Gather all lines with the word "городское" in them.
┄┄┄┄┄┄┄┄┄┄
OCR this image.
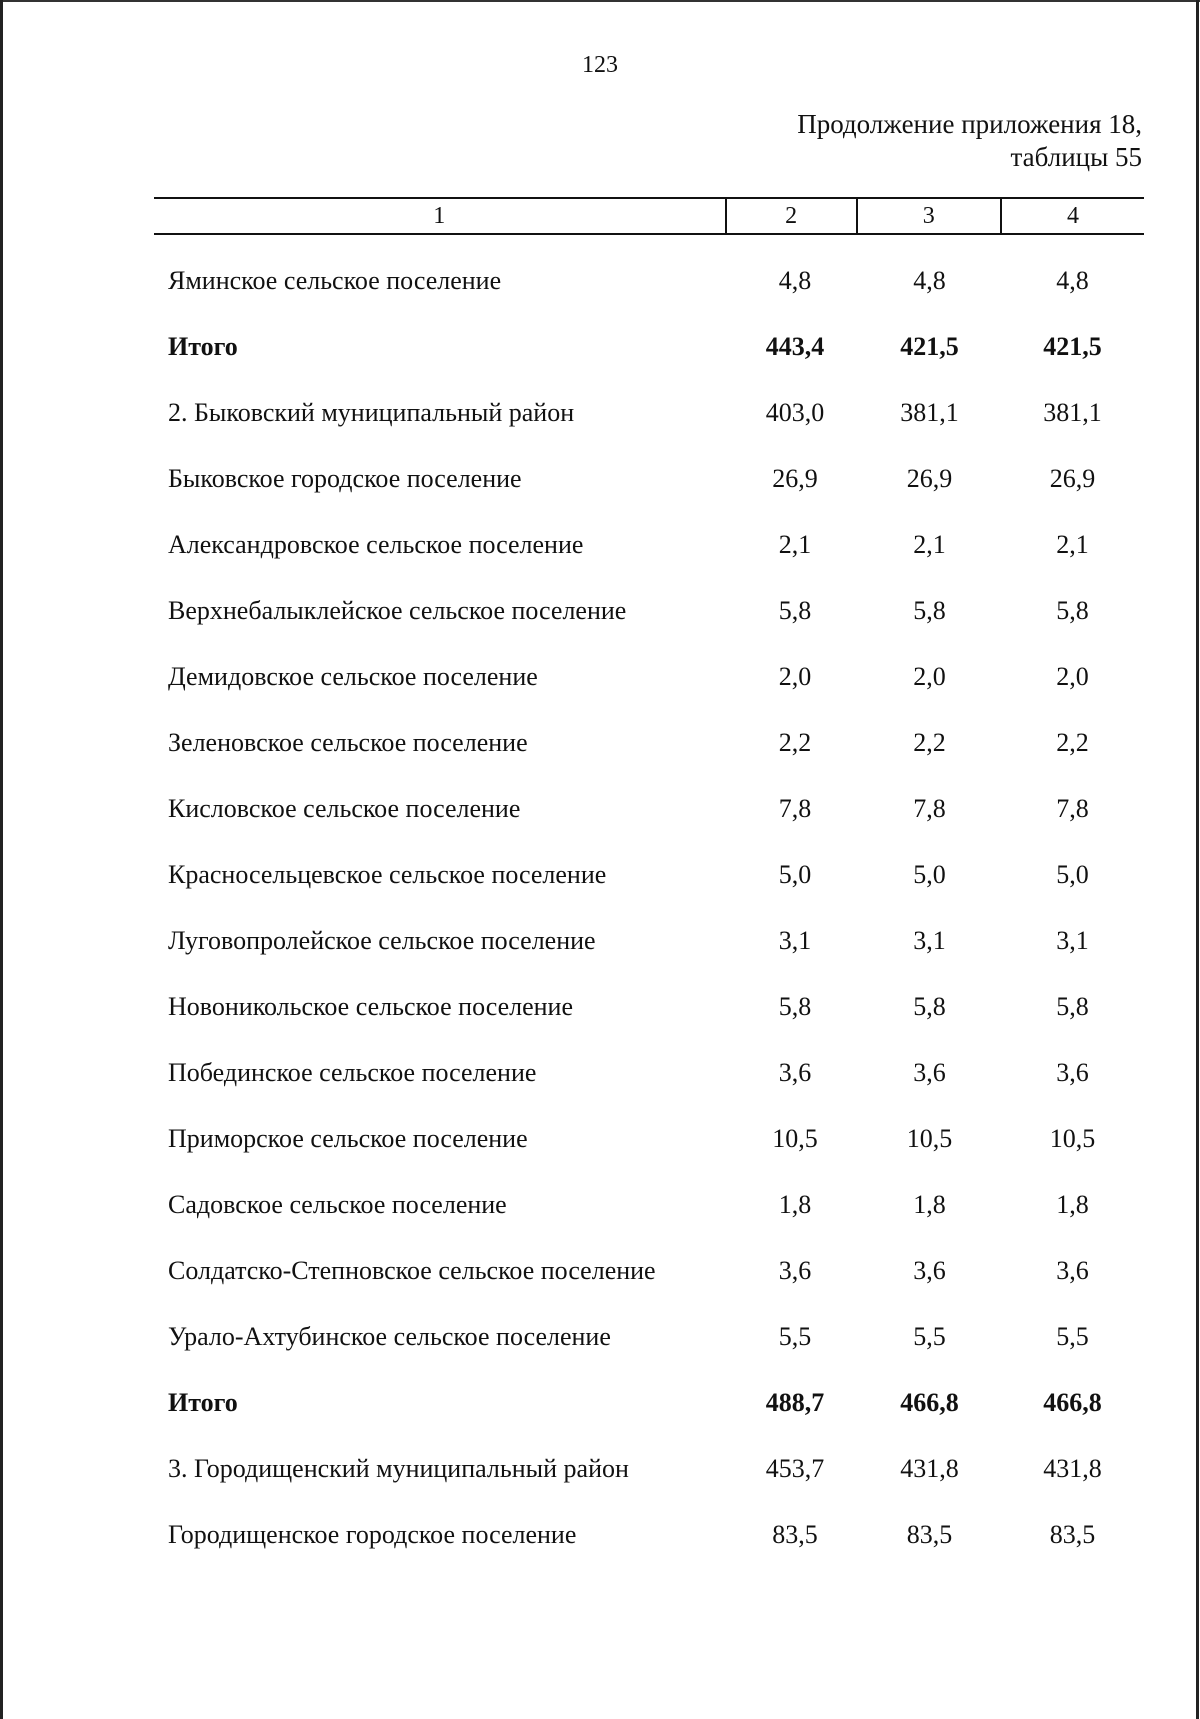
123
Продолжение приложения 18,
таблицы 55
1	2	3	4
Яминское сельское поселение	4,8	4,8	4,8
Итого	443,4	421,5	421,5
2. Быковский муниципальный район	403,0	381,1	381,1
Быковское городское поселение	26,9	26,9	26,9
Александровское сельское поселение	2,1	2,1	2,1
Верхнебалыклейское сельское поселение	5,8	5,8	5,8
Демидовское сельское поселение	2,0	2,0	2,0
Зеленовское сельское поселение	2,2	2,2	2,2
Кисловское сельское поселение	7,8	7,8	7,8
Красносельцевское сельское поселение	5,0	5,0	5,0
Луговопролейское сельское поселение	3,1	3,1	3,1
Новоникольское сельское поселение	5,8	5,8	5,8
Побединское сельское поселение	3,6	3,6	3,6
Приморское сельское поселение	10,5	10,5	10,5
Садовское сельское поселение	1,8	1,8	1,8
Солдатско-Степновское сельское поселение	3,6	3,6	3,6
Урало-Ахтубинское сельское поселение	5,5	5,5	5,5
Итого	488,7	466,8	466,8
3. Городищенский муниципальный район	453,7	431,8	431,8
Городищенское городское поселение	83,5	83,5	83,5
┄┄┄┄┄┄┄┄┄┄
# FINAL RESULT:
Быковское городское поселение	26,9	26,9	26,9
Городищенское городское поселение	83,5	83,5	83,5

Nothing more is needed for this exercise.